-------- Records

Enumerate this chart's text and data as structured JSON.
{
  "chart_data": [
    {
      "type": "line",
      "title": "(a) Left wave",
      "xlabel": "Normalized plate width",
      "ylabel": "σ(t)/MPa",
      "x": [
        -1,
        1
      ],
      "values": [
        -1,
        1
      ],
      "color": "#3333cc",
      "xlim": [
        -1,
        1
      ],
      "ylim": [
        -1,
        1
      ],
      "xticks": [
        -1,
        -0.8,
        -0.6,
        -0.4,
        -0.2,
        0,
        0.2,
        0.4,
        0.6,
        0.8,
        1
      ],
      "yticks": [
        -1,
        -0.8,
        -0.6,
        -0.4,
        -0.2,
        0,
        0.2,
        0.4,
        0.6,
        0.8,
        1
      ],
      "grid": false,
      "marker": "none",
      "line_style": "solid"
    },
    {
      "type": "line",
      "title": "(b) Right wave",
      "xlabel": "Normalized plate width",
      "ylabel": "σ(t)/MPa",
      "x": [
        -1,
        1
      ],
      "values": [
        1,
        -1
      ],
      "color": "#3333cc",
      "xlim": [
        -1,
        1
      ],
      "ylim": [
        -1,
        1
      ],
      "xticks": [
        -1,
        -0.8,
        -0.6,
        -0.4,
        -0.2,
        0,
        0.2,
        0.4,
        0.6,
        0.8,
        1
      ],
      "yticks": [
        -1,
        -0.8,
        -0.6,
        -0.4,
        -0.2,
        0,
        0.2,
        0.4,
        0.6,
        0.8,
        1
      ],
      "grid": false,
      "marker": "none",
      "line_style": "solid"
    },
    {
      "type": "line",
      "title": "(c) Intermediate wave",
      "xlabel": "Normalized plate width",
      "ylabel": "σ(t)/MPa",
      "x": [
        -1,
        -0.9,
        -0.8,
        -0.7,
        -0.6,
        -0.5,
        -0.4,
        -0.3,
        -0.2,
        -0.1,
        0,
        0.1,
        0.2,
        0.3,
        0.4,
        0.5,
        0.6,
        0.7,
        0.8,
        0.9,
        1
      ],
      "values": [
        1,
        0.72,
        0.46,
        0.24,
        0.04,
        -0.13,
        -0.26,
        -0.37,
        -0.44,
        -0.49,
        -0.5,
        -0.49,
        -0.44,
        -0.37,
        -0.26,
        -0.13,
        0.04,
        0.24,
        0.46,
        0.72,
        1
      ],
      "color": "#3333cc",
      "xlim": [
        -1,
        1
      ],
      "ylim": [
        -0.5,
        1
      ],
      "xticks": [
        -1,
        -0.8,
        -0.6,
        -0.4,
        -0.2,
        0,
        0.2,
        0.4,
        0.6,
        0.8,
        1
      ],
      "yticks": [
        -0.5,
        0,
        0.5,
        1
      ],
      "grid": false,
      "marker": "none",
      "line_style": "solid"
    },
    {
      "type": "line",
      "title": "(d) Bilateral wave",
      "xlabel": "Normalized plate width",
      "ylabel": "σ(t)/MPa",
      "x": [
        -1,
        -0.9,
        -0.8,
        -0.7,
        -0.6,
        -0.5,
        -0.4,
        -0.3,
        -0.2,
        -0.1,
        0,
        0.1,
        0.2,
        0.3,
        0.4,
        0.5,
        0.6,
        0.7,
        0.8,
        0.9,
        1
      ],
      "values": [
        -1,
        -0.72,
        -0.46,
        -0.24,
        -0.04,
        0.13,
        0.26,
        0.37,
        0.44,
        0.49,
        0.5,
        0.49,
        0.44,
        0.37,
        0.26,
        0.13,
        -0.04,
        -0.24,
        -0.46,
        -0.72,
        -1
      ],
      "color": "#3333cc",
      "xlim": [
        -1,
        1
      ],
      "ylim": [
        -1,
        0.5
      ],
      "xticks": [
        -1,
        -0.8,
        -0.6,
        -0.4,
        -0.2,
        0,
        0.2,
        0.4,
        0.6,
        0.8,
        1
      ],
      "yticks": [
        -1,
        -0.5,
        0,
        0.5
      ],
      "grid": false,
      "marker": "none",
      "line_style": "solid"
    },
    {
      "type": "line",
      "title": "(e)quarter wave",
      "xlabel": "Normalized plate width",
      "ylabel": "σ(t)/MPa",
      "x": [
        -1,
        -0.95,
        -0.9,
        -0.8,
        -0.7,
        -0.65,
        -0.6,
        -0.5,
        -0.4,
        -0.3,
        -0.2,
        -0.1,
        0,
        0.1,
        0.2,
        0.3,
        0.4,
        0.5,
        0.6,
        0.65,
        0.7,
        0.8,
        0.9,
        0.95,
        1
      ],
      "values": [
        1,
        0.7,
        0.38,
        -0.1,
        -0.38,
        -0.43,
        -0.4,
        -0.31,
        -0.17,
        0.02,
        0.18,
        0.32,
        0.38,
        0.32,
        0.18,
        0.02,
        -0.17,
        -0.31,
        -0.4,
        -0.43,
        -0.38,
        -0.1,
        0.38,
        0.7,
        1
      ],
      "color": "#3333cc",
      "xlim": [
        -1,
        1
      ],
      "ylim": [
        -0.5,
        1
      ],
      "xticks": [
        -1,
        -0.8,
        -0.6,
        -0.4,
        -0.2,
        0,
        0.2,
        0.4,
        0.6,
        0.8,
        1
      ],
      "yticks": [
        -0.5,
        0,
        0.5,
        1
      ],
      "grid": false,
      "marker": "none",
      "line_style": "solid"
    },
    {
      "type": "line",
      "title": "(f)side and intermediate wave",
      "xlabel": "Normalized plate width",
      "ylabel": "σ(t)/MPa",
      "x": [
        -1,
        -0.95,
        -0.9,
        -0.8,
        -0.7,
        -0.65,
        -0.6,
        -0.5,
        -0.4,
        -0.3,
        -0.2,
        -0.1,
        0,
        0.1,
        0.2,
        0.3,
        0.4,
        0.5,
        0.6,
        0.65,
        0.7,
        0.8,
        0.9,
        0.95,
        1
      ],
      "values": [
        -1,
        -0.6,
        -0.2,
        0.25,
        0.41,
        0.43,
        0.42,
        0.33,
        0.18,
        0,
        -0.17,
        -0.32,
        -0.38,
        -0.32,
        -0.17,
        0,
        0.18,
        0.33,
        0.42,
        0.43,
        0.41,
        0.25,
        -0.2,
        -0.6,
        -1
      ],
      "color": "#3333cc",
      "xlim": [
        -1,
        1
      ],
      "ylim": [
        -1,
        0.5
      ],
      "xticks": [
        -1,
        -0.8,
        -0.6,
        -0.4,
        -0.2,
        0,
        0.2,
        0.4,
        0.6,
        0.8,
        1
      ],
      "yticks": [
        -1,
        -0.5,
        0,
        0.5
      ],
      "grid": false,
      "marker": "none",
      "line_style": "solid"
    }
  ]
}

----------------

- Work instructions -
Every record above should be copied exactly.

- The completed task -
Enumerate this chart's text and data as structured JSON.
{
  "chart_data": [
    {
      "type": "line",
      "title": "(a) Left wave",
      "xlabel": "Normalized plate width",
      "ylabel": "σ(t)/MPa",
      "x": [
        -1,
        1
      ],
      "values": [
        -1,
        1
      ],
      "color": "#3333cc",
      "xlim": [
        -1,
        1
      ],
      "ylim": [
        -1,
        1
      ],
      "xticks": [
        -1,
        -0.8,
        -0.6,
        -0.4,
        -0.2,
        0,
        0.2,
        0.4,
        0.6,
        0.8,
        1
      ],
      "yticks": [
        -1,
        -0.8,
        -0.6,
        -0.4,
        -0.2,
        0,
        0.2,
        0.4,
        0.6,
        0.8,
        1
      ],
      "grid": false,
      "marker": "none",
      "line_style": "solid"
    },
    {
      "type": "line",
      "title": "(b) Right wave",
      "xlabel": "Normalized plate width",
      "ylabel": "σ(t)/MPa",
      "x": [
        -1,
        1
      ],
      "values": [
        1,
        -1
      ],
      "color": "#3333cc",
      "xlim": [
        -1,
        1
      ],
      "ylim": [
        -1,
        1
      ],
      "xticks": [
        -1,
        -0.8,
        -0.6,
        -0.4,
        -0.2,
        0,
        0.2,
        0.4,
        0.6,
        0.8,
        1
      ],
      "yticks": [
        -1,
        -0.8,
        -0.6,
        -0.4,
        -0.2,
        0,
        0.2,
        0.4,
        0.6,
        0.8,
        1
      ],
      "grid": false,
      "marker": "none",
      "line_style": "solid"
    },
    {
      "type": "line",
      "title": "(c) Intermediate wave",
      "xlabel": "Normalized plate width",
      "ylabel": "σ(t)/MPa",
      "x": [
        -1,
        -0.9,
        -0.8,
        -0.7,
        -0.6,
        -0.5,
        -0.4,
        -0.3,
        -0.2,
        -0.1,
        0,
        0.1,
        0.2,
        0.3,
        0.4,
        0.5,
        0.6,
        0.7,
        0.8,
        0.9,
        1
      ],
      "values": [
        1,
        0.72,
        0.46,
        0.24,
        0.04,
        -0.13,
        -0.26,
        -0.37,
        -0.44,
        -0.49,
        -0.5,
        -0.49,
        -0.44,
        -0.37,
        -0.26,
        -0.13,
        0.04,
        0.24,
        0.46,
        0.72,
        1
      ],
      "color": "#3333cc",
      "xlim": [
        -1,
        1
      ],
      "ylim": [
        -0.5,
        1
      ],
      "xticks": [
        -1,
        -0.8,
        -0.6,
        -0.4,
        -0.2,
        0,
        0.2,
        0.4,
        0.6,
        0.8,
        1
      ],
      "yticks": [
        -0.5,
        0,
        0.5,
        1
      ],
      "grid": false,
      "marker": "none",
      "line_style": "solid"
    },
    {
      "type": "line",
      "title": "(d) Bilateral wave",
      "xlabel": "Normalized plate width",
      "ylabel": "σ(t)/MPa",
      "x": [
        -1,
        -0.9,
        -0.8,
        -0.7,
        -0.6,
        -0.5,
        -0.4,
        -0.3,
        -0.2,
        -0.1,
        0,
        0.1,
        0.2,
        0.3,
        0.4,
        0.5,
        0.6,
        0.7,
        0.8,
        0.9,
        1
      ],
      "values": [
        -1,
        -0.72,
        -0.46,
        -0.24,
        -0.04,
        0.13,
        0.26,
        0.37,
        0.44,
        0.49,
        0.5,
        0.49,
        0.44,
        0.37,
        0.26,
        0.13,
        -0.04,
        -0.24,
        -0.46,
        -0.72,
        -1
      ],
      "color": "#3333cc",
      "xlim": [
        -1,
        1
      ],
      "ylim": [
        -1,
        0.5
      ],
      "xticks": [
        -1,
        -0.8,
        -0.6,
        -0.4,
        -0.2,
        0,
        0.2,
        0.4,
        0.6,
        0.8,
        1
      ],
      "yticks": [
        -1,
        -0.5,
        0,
        0.5
      ],
      "grid": false,
      "marker": "none",
      "line_style": "solid"
    },
    {
      "type": "line",
      "title": "(e)quarter wave",
      "xlabel": "Normalized plate width",
      "ylabel": "σ(t)/MPa",
      "x": [
        -1,
        -0.95,
        -0.9,
        -0.8,
        -0.7,
        -0.65,
        -0.6,
        -0.5,
        -0.4,
        -0.3,
        -0.2,
        -0.1,
        0,
        0.1,
        0.2,
        0.3,
        0.4,
        0.5,
        0.6,
        0.65,
        0.7,
        0.8,
        0.9,
        0.95,
        1
      ],
      "values": [
        1,
        0.7,
        0.38,
        -0.1,
        -0.38,
        -0.43,
        -0.4,
        -0.31,
        -0.17,
        0.02,
        0.18,
        0.32,
        0.38,
        0.32,
        0.18,
        0.02,
        -0.17,
        -0.31,
        -0.4,
        -0.43,
        -0.38,
        -0.1,
        0.38,
        0.7,
        1
      ],
      "color": "#3333cc",
      "xlim": [
        -1,
        1
      ],
      "ylim": [
        -0.5,
        1
      ],
      "xticks": [
        -1,
        -0.8,
        -0.6,
        -0.4,
        -0.2,
        0,
        0.2,
        0.4,
        0.6,
        0.8,
        1
      ],
      "yticks": [
        -0.5,
        0,
        0.5,
        1
      ],
      "grid": false,
      "marker": "none",
      "line_style": "solid"
    },
    {
      "type": "line",
      "title": "(f)side and intermediate wave",
      "xlabel": "Normalized plate width",
      "ylabel": "σ(t)/MPa",
      "x": [
        -1,
        -0.95,
        -0.9,
        -0.8,
        -0.7,
        -0.65,
        -0.6,
        -0.5,
        -0.4,
        -0.3,
        -0.2,
        -0.1,
        0,
        0.1,
        0.2,
        0.3,
        0.4,
        0.5,
        0.6,
        0.65,
        0.7,
        0.8,
        0.9,
        0.95,
        1
      ],
      "values": [
        -1,
        -0.6,
        -0.2,
        0.25,
        0.41,
        0.43,
        0.42,
        0.33,
        0.18,
        0,
        -0.17,
        -0.32,
        -0.38,
        -0.32,
        -0.17,
        0,
        0.18,
        0.33,
        0.42,
        0.43,
        0.41,
        0.25,
        -0.2,
        -0.6,
        -1
      ],
      "color": "#3333cc",
      "xlim": [
        -1,
        1
      ],
      "ylim": [
        -1,
        0.5
      ],
      "xticks": [
        -1,
        -0.8,
        -0.6,
        -0.4,
        -0.2,
        0,
        0.2,
        0.4,
        0.6,
        0.8,
        1
      ],
      "yticks": [
        -1,
        -0.5,
        0,
        0.5
      ],
      "grid": false,
      "marker": "none",
      "line_style": "solid"
    }
  ]
}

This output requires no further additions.